----- INPUT FOR THIS TASK
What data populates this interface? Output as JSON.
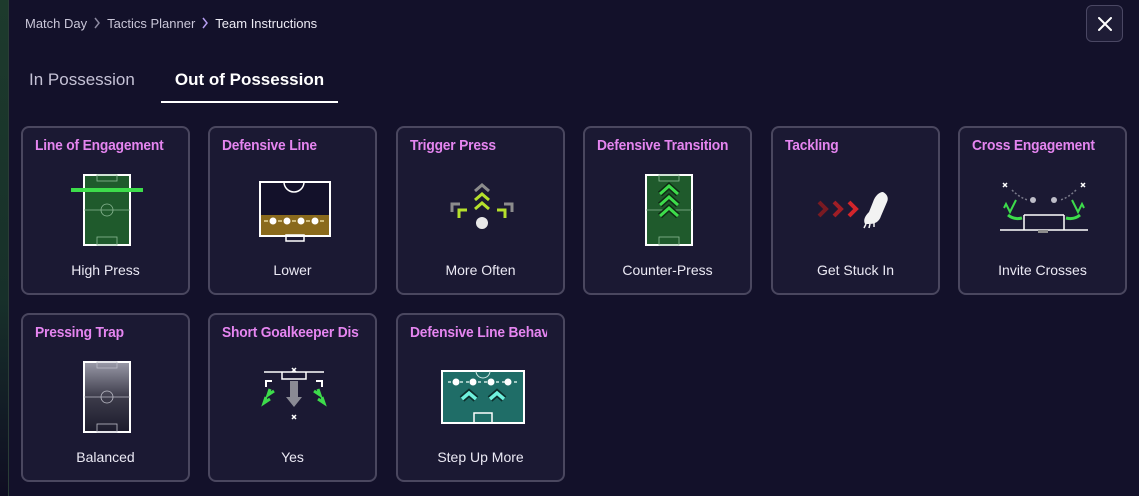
{
  "breadcrumb": {
    "items": [
      "Match Day",
      "Tactics Planner",
      "Team Instructions"
    ]
  },
  "tabs": [
    {
      "label": "In Possession",
      "active": false
    },
    {
      "label": "Out of Possession",
      "active": true
    }
  ],
  "cards": [
    {
      "title": "Line of Engagement",
      "value": "High Press",
      "icon": "pitch-high-line-icon"
    },
    {
      "title": "Defensive Line",
      "value": "Lower",
      "icon": "low-defensive-line-icon"
    },
    {
      "title": "Trigger Press",
      "value": "More Often",
      "icon": "trigger-press-arrows-icon"
    },
    {
      "title": "Defensive Transition",
      "value": "Counter-Press",
      "icon": "counter-press-pitch-icon"
    },
    {
      "title": "Tackling",
      "value": "Get Stuck In",
      "icon": "boot-tackle-icon"
    },
    {
      "title": "Cross Engagement",
      "value": "Invite Crosses",
      "icon": "invite-crosses-icon"
    },
    {
      "title": "Pressing Trap",
      "value": "Balanced",
      "icon": "pressing-trap-pitch-icon"
    },
    {
      "title": "Short Goalkeeper Distr",
      "value": "Yes",
      "icon": "goalkeeper-distribution-icon"
    },
    {
      "title": "Defensive Line Behavio",
      "value": "Step Up More",
      "icon": "step-up-line-icon"
    }
  ],
  "colors": {
    "accent_title": "#e585f0",
    "pitch_green": "#1f5a2c",
    "highlight_green": "#3ddc4b",
    "lime": "#b6e02c",
    "red": "#d3252b",
    "teal": "#1f6d67"
  },
  "icons": {
    "close": "close-icon",
    "separator": "chevron-right-icon"
  }
}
----------
In the records above, how many lines hold the string "label"? Reply with only the number.

• ANSWER TO THE EXERCISE: 2